Data provided:
..............................

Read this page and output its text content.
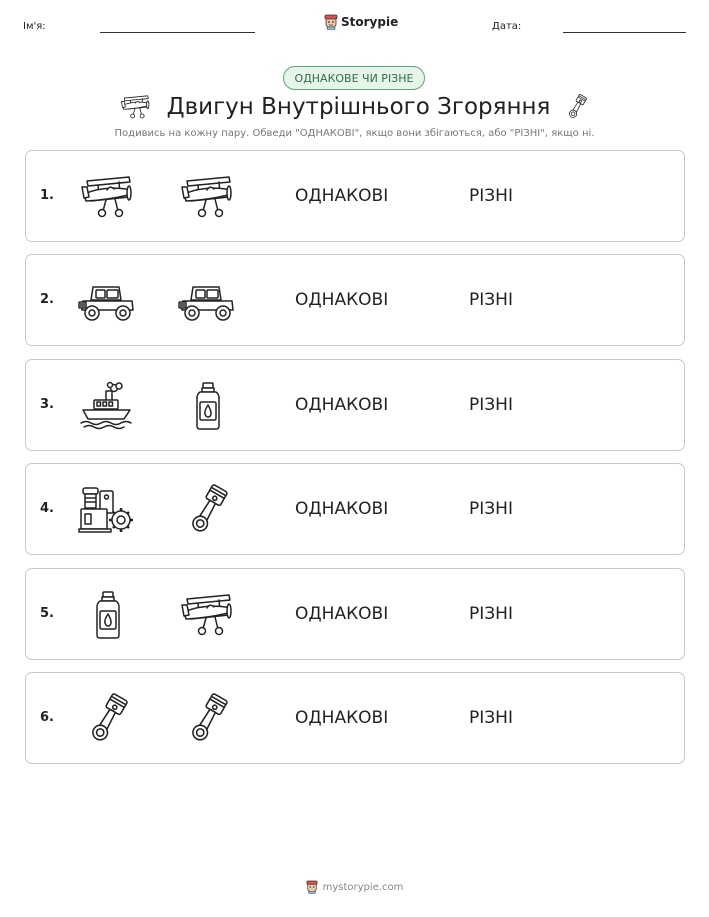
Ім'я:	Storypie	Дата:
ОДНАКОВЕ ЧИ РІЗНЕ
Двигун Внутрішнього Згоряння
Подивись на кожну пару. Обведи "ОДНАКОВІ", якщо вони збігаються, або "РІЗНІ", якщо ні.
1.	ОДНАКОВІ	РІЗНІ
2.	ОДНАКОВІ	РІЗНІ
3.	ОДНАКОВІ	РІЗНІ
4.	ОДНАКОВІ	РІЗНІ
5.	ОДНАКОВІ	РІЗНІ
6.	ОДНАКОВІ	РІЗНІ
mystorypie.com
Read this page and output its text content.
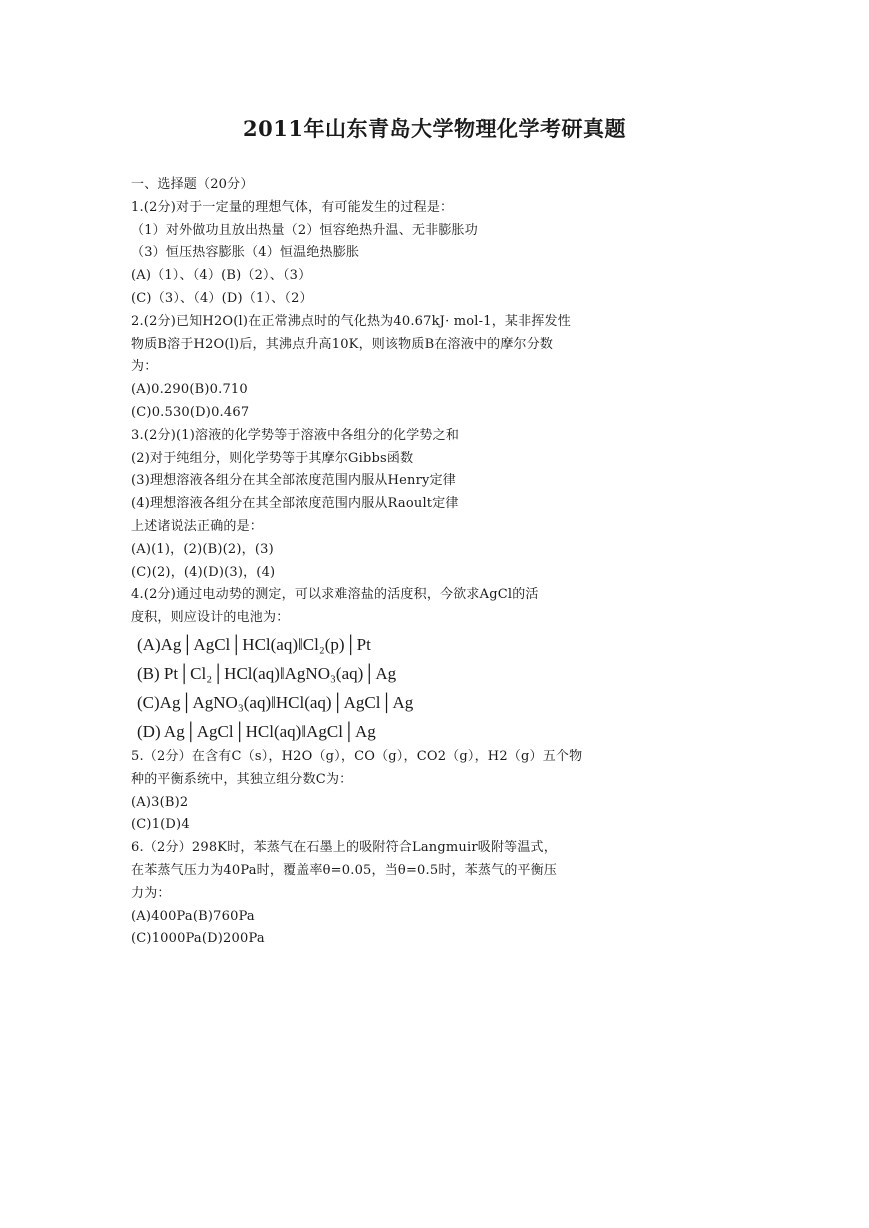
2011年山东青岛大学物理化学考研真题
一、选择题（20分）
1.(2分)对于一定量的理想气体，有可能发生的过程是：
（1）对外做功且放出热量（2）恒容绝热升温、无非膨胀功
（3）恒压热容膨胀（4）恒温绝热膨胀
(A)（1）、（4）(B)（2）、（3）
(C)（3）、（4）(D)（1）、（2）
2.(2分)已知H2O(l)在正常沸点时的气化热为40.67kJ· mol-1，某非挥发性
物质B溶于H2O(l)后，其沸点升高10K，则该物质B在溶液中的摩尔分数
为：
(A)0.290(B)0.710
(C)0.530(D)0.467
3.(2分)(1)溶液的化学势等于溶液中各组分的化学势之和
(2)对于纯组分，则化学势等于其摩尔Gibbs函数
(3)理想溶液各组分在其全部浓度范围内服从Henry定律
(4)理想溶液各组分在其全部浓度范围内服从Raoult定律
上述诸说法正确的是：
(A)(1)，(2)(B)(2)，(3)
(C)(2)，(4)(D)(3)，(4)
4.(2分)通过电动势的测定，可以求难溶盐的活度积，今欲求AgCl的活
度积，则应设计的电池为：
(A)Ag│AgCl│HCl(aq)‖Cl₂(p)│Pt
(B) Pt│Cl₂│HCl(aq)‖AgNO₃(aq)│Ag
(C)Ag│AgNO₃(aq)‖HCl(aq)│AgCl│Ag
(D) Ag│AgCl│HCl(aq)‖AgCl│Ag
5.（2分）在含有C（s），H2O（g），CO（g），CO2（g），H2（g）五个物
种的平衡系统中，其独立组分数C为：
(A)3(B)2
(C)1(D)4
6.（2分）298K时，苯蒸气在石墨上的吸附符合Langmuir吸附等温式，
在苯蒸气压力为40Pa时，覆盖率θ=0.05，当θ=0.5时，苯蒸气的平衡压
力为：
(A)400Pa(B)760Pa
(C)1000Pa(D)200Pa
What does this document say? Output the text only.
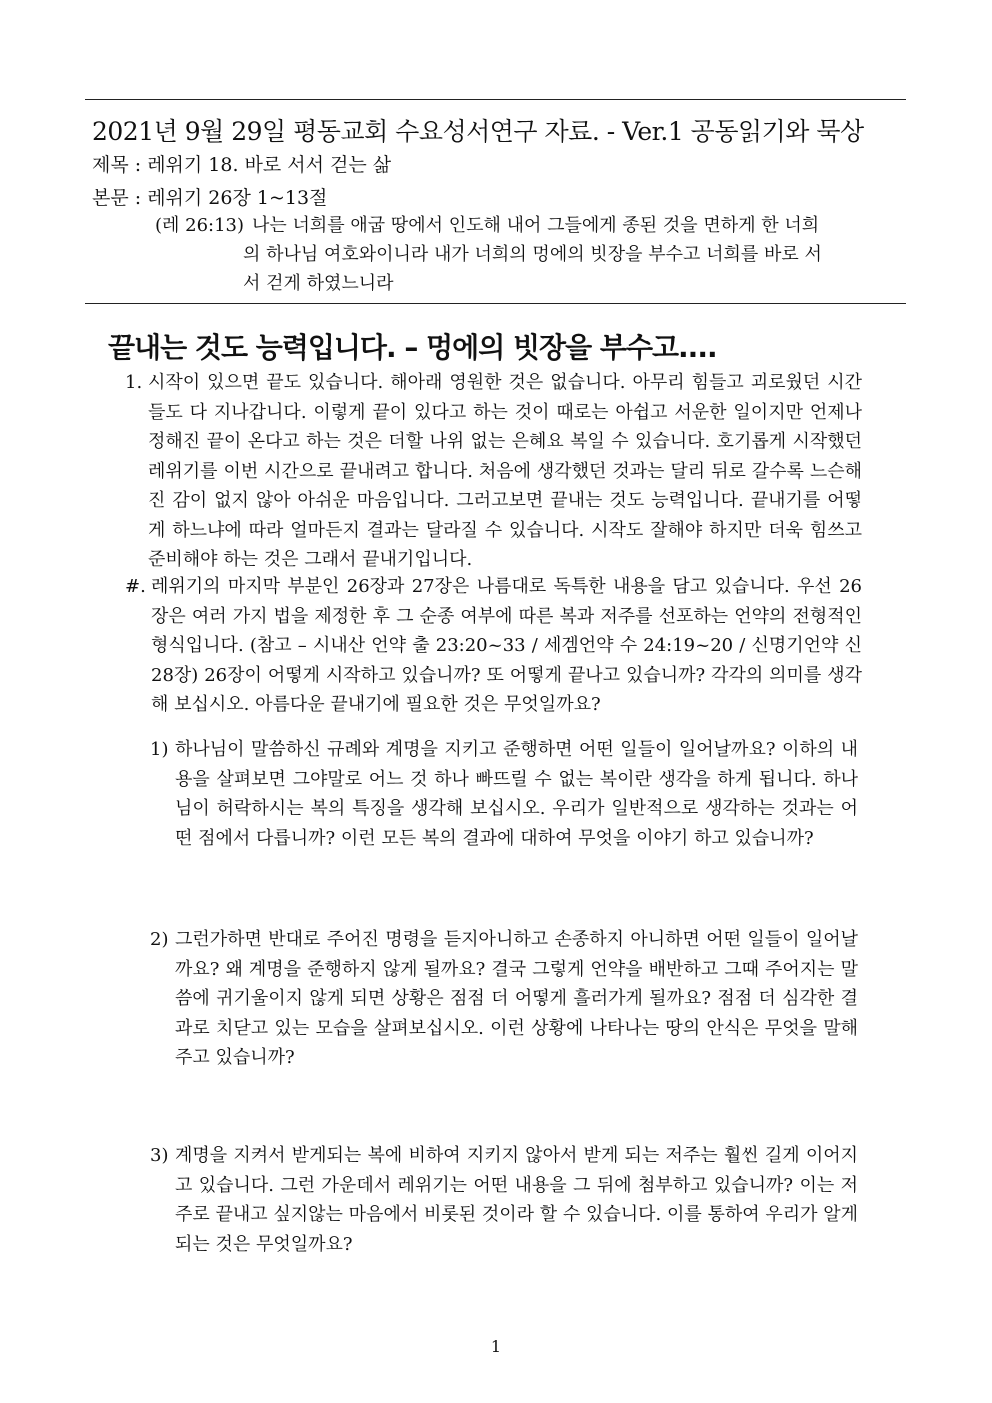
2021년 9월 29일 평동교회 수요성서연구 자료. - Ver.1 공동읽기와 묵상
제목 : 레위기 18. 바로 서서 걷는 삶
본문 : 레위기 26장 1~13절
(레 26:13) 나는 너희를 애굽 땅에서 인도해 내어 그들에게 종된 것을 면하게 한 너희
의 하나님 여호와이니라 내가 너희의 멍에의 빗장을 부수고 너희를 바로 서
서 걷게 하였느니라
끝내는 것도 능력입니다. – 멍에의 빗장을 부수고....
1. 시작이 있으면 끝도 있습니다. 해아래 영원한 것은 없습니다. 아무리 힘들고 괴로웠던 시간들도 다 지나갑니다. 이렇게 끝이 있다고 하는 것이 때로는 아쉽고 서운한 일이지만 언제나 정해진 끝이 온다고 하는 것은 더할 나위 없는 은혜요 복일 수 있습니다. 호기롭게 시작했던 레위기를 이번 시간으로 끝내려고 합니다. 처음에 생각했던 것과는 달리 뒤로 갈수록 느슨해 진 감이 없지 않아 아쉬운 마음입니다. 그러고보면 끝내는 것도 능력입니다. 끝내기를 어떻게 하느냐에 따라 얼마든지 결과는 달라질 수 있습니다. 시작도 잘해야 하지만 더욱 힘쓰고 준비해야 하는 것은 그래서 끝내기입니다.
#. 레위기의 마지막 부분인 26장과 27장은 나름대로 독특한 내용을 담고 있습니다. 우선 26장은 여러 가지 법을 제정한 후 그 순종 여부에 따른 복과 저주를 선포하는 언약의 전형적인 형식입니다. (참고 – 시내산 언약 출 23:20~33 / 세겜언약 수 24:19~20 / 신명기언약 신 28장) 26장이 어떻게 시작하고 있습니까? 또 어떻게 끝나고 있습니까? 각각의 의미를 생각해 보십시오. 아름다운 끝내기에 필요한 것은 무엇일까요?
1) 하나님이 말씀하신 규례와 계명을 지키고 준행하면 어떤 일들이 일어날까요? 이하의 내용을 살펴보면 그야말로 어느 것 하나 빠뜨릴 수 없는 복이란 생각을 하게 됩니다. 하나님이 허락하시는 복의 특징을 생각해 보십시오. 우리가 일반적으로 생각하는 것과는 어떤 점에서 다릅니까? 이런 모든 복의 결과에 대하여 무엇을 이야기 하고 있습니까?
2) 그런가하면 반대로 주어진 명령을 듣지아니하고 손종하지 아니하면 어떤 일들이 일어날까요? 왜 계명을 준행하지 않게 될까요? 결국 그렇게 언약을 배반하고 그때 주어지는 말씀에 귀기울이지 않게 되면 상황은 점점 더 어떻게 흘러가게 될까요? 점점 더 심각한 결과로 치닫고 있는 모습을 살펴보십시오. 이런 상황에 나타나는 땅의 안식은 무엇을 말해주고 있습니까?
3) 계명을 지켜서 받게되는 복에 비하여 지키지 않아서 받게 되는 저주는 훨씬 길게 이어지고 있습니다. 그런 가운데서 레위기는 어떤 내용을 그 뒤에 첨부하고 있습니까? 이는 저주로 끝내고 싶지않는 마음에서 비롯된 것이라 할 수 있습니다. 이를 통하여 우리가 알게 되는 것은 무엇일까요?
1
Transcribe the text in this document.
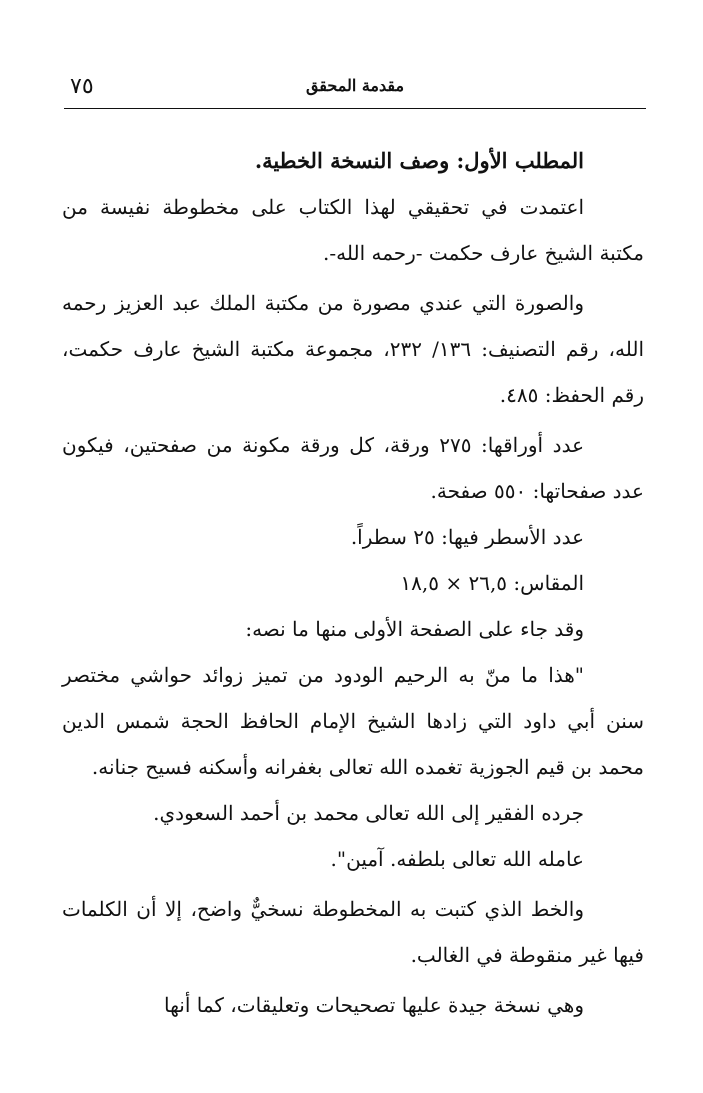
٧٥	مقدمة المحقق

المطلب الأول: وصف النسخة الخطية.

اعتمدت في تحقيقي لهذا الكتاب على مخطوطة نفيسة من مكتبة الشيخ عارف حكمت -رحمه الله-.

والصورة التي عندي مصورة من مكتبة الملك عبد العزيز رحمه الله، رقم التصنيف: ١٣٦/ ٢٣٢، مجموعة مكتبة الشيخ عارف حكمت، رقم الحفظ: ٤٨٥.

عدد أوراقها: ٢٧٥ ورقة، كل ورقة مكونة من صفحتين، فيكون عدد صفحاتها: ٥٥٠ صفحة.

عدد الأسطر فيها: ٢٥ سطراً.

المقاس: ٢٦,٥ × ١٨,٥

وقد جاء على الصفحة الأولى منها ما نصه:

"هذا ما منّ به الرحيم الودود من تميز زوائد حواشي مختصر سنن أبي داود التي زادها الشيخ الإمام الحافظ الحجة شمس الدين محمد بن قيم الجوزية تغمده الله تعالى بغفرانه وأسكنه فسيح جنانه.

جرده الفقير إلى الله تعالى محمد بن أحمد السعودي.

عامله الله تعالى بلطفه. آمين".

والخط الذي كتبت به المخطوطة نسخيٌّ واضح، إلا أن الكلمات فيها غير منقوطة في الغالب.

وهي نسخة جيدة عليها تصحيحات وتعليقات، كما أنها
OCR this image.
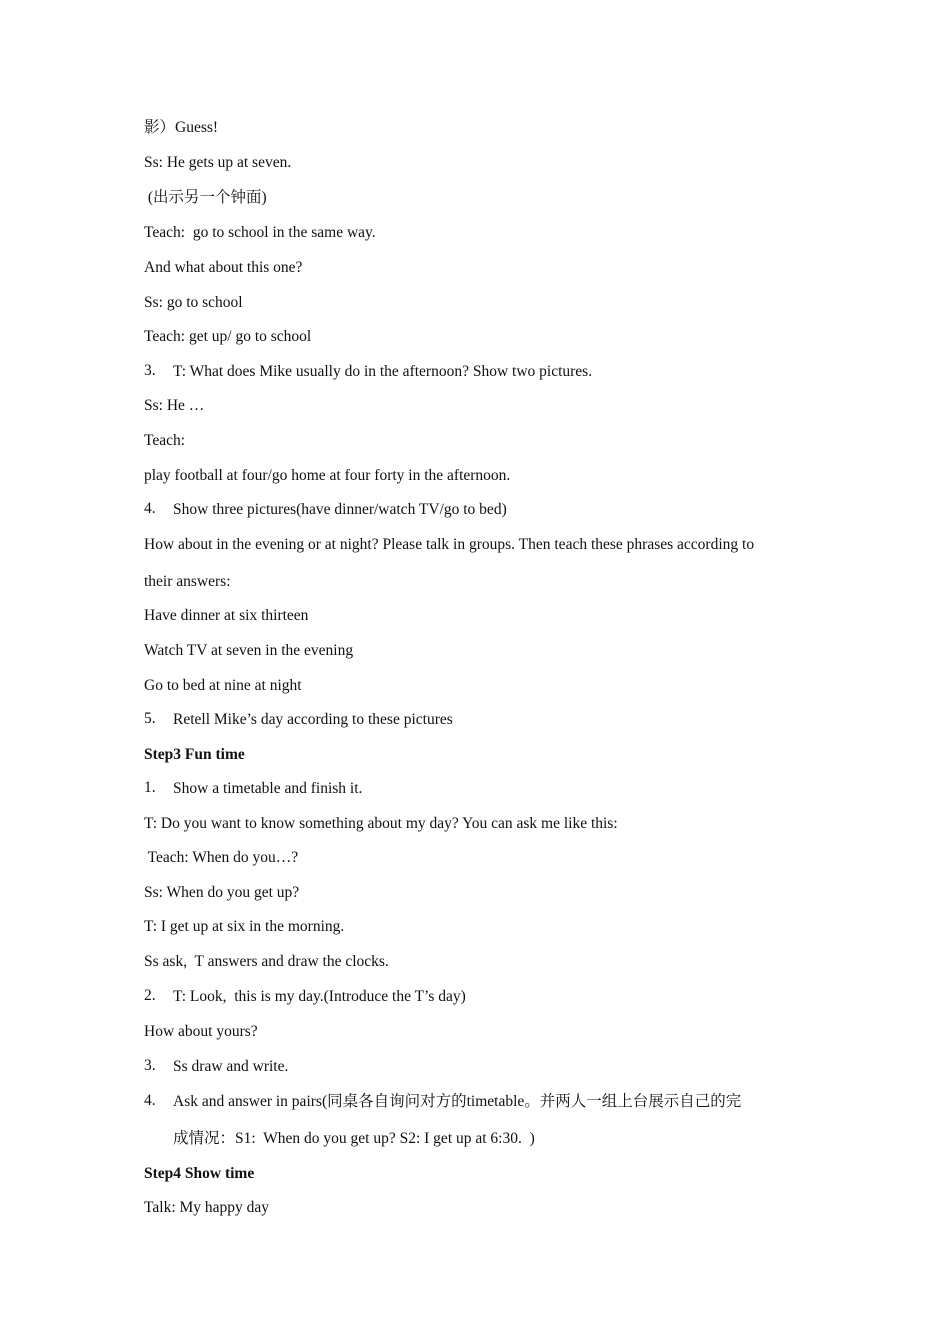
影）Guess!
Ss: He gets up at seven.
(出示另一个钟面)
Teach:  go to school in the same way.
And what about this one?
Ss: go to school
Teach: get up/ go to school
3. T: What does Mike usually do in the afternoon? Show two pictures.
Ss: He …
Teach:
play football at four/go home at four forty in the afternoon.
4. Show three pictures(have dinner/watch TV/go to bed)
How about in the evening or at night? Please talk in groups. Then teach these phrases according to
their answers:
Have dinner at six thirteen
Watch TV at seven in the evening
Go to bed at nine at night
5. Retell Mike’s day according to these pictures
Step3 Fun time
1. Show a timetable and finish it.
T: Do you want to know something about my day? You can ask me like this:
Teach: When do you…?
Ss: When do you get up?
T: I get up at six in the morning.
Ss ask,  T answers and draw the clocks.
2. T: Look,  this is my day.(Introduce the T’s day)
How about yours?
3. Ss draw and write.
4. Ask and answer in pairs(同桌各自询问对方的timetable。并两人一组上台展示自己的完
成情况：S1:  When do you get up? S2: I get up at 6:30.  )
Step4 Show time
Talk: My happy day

..............................

Problem: Give only the number of lines in the data that hold the string "When".

Exercise output: 3